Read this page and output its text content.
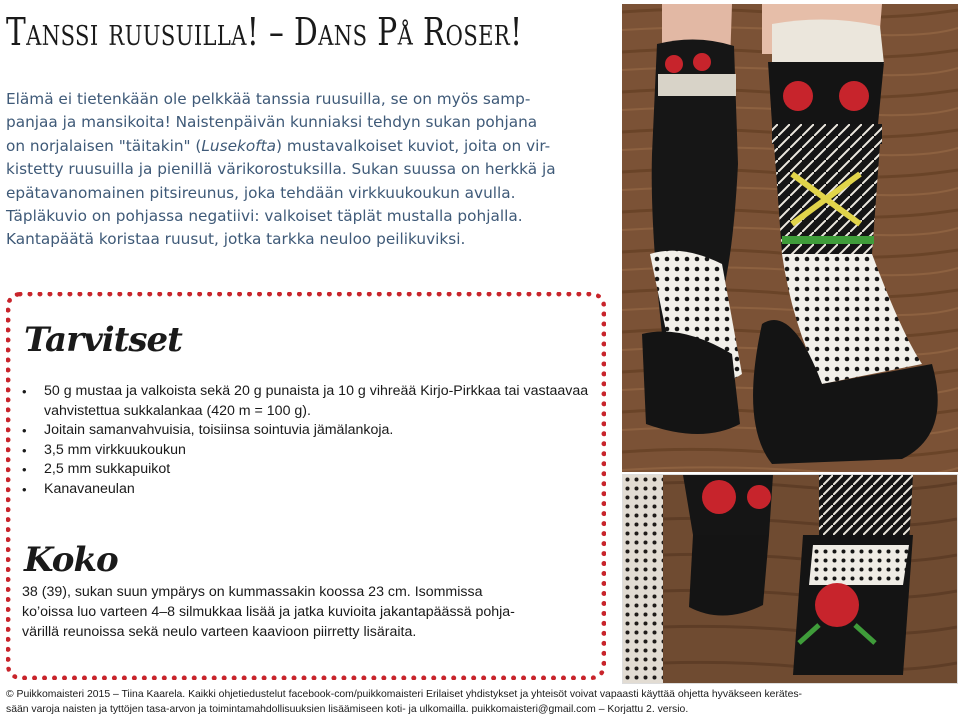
Tanssi ruusuilla! – Dans På Roser!
Elämä ei tietenkään ole pelkkää tanssia ruusuilla, se on myös samp-
panjaa ja mansikoita! Naistenpäivän kunniaksi tehdyn sukan pohjana
on norjalaisen "täitakin" (Lusekofta) mustavalkoiset kuviot, joita on vir-
kistetty ruusuilla ja pienillä värikorostuksilla. Sukan suussa on herkkä ja
epätavanomainen pitsireunus, joka tehdään virkkuukoukun avulla.
Täpläkuvio on pohjassa negatiivi: valkoiset täplät mustalla pohjalla.
Kantapäätä koristaa ruusut, jotka tarkka neuloo peilikuviksi.
Tarvitset
• 50 g mustaa ja valkoista sekä 20 g punaista ja 10 g vihreää Kirjo-Pirkkaa tai vastaavaa vahvistettua sukkalankaa (420 m = 100 g).
• Joitain samanvahvuisia, toisiinsa sointuvia jämälankoja.
• 3,5 mm virkkuukoukun
• 2,5 mm sukkapuikot
• Kanavaneulan
Koko
38 (39), sukan suun ympärys on kummassakin koossa 23 cm. Isommissa
ko’oissa luo varteen 4–8 silmukkaa lisää ja jatka kuvioita jakantapäässä pohja-
värillä reunoissa sekä neulo varteen kaavioon piirretty lisäraita.
© Puikkomaisteri 2015 – Tiina Kaarela. Kaikki ohjetiedustelut facebook-com/puikkomaisteri Erilaiset yhdistykset ja yhteisöt voivat vapaasti käyttää ohjetta hyväkseen kerätes-
sään varoja naisten ja tyttöjen tasa-arvon ja toimintamahdollisuuksien lisäämiseen koti- ja ulkomailla. puikkomaisteri@gmail.com – Korjattu 2. versio.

○ ○ ○ ○

GOAL
Make an exact reproduction of the listing above, without any pictures.

THE SOLUTION
Read this page and output its text content.
Tanssi ruusuilla! – Dans På Roser!
Elämä ei tietenkään ole pelkkää tanssia ruusuilla, se on myös samp-
panjaa ja mansikoita! Naistenpäivän kunniaksi tehdyn sukan pohjana
on norjalaisen "täitakin" (Lusekofta) mustavalkoiset kuviot, joita on vir-
kistetty ruusuilla ja pienillä värikorostuksilla. Sukan suussa on herkkä ja
epätavanomainen pitsireunus, joka tehdään virkkuukoukun avulla.
Täpläkuvio on pohjassa negatiivi: valkoiset täplät mustalla pohjalla.
Kantapäätä koristaa ruusut, jotka tarkka neuloo peilikuviksi.
Tarvitset
• 50 g mustaa ja valkoista sekä 20 g punaista ja 10 g vihreää Kirjo-Pirkkaa tai vastaavaa vahvistettua sukkalankaa (420 m = 100 g).
• Joitain samanvahvuisia, toisiinsa sointuvia jämälankoja.
• 3,5 mm virkkuukoukun
• 2,5 mm sukkapuikot
• Kanavaneulan
Koko
38 (39), sukan suun ympärys on kummassakin koossa 23 cm. Isommissa
ko’oissa luo varteen 4–8 silmukkaa lisää ja jatka kuvioita jakantapäässä pohja-
värillä reunoissa sekä neulo varteen kaavioon piirretty lisäraita.
© Puikkomaisteri 2015 – Tiina Kaarela. Kaikki ohjetiedustelut facebook-com/puikkomaisteri Erilaiset yhdistykset ja yhteisöt voivat vapaasti käyttää ohjetta hyväkseen kerätes-
sään varoja naisten ja tyttöjen tasa-arvon ja toimintamahdollisuuksien lisäämiseen koti- ja ulkomailla. puikkomaisteri@gmail.com – Korjattu 2. versio.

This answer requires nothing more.